::: Data provided
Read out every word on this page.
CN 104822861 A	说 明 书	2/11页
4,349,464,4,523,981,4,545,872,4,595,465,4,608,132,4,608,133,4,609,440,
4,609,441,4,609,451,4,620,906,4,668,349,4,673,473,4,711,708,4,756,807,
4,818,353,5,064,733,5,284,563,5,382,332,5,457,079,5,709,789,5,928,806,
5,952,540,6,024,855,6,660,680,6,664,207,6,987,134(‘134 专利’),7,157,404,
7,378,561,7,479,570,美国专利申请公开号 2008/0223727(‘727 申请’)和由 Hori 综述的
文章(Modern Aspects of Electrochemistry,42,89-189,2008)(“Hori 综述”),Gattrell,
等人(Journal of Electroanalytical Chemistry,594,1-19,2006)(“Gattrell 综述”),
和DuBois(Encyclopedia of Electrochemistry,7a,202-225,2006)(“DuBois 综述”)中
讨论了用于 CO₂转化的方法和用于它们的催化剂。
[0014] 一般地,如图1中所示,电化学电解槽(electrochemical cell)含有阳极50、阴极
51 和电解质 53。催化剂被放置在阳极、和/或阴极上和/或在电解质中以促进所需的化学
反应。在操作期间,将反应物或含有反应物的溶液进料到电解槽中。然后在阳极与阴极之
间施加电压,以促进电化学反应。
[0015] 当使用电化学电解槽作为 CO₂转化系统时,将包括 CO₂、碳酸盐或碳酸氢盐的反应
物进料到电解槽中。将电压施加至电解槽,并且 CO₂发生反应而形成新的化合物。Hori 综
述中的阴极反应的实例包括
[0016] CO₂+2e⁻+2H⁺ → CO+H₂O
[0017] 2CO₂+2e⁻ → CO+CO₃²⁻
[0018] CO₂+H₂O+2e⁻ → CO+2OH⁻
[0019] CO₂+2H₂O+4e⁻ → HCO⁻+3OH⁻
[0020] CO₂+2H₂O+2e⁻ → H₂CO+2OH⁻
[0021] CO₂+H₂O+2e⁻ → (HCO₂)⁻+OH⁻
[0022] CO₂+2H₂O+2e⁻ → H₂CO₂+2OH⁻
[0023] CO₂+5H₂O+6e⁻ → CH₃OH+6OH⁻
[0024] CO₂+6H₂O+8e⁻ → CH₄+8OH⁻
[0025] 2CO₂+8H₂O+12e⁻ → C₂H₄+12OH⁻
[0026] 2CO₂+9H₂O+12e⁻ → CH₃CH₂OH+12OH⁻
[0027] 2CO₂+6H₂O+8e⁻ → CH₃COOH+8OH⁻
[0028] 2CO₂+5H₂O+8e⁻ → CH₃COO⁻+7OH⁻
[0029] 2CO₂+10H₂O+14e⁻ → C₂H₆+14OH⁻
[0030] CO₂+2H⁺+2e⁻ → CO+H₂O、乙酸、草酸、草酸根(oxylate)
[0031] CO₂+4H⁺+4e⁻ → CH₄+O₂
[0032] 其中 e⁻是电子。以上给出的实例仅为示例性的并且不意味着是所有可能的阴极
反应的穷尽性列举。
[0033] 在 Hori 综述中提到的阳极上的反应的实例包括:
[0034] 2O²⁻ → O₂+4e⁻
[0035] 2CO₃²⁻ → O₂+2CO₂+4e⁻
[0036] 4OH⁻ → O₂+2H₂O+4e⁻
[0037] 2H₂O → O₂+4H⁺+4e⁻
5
::::::
Exercise>
Copy each line of the entries that includes the word "Hori".

Reply>
7,378,561,7,479,570,美国专利申请公开号 2008/0223727(‘727 申请’)和由 Hori 综述的
文章(Modern Aspects of Electrochemistry,42,89-189,2008)(“Hori 综述”),Gattrell,
物进料到电解槽中。将电压施加至电解槽,并且 CO₂发生反应而形成新的化合物。Hori 综
[0033] 在 Hori 综述中提到的阳极上的反应的实例包括:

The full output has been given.